RECORDS FOR PROCESSING:
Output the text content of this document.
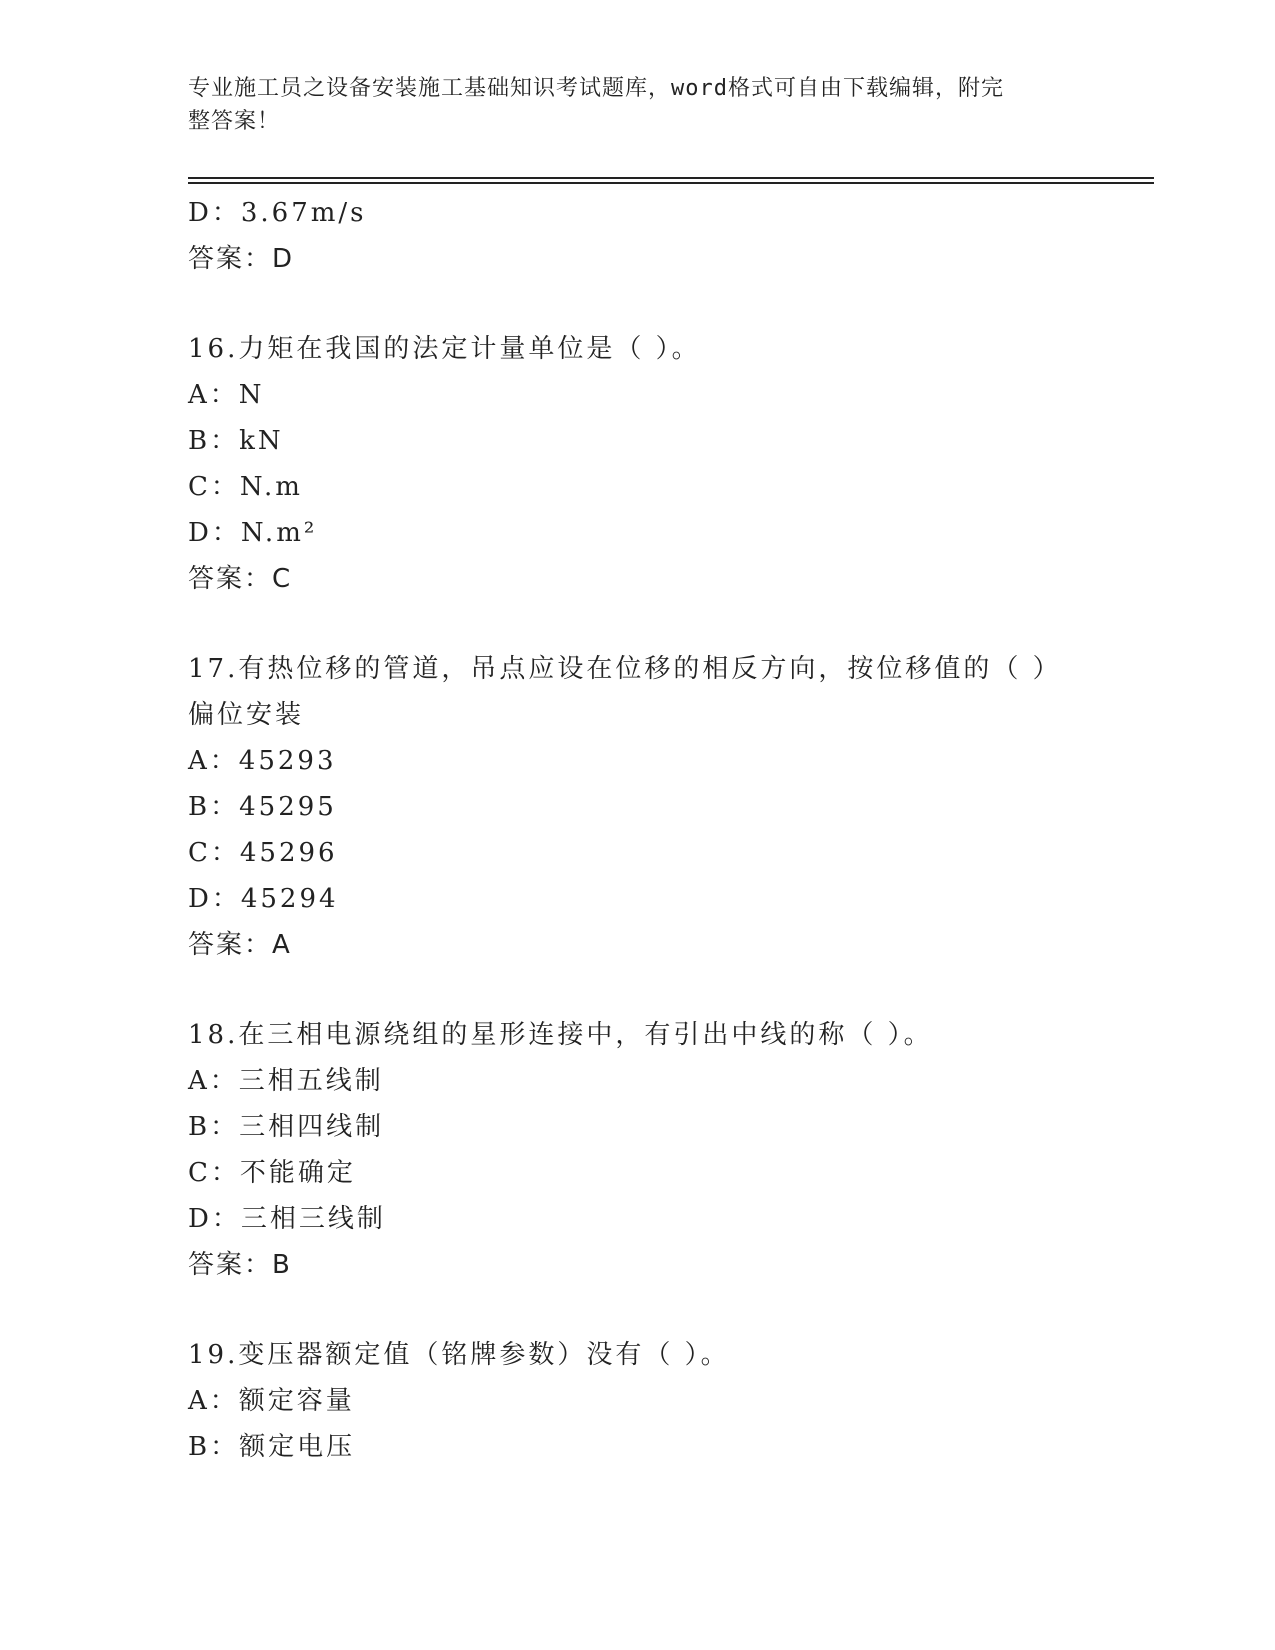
专业施工员之设备安装施工基础知识考试题库，word格式可自由下载编辑，附完
整答案！
D：3.67m/s
答案：D
16.力矩在我国的法定计量单位是（ ）。
A：N
B：kN
C：N.m
D：N.m²
答案：C
17.有热位移的管道，吊点应设在位移的相反方向，按位移值的（ ）
偏位安装
A：45293
B：45295
C：45296
D：45294
答案：A
18.在三相电源绕组的星形连接中，有引出中线的称（ ）。
A：三相五线制
B：三相四线制
C：不能确定
D：三相三线制
答案：B
19.变压器额定值（铭牌参数）没有（ ）。
A：额定容量
B：额定电压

DO THIS: Write out all the records again, exactly, minus any pictures.

THE OUTPUT:
Output the text content of this document.
专业施工员之设备安装施工基础知识考试题库，word格式可自由下载编辑，附完
整答案！
D：3.67m/s
答案：D
16.力矩在我国的法定计量单位是（ ）。
A：N
B：kN
C：N.m
D：N.m²
答案：C
17.有热位移的管道，吊点应设在位移的相反方向，按位移值的（ ）
偏位安装
A：45293
B：45295
C：45296
D：45294
答案：A
18.在三相电源绕组的星形连接中，有引出中线的称（ ）。
A：三相五线制
B：三相四线制
C：不能确定
D：三相三线制
答案：B
19.变压器额定值（铭牌参数）没有（ ）。
A：额定容量
B：额定电压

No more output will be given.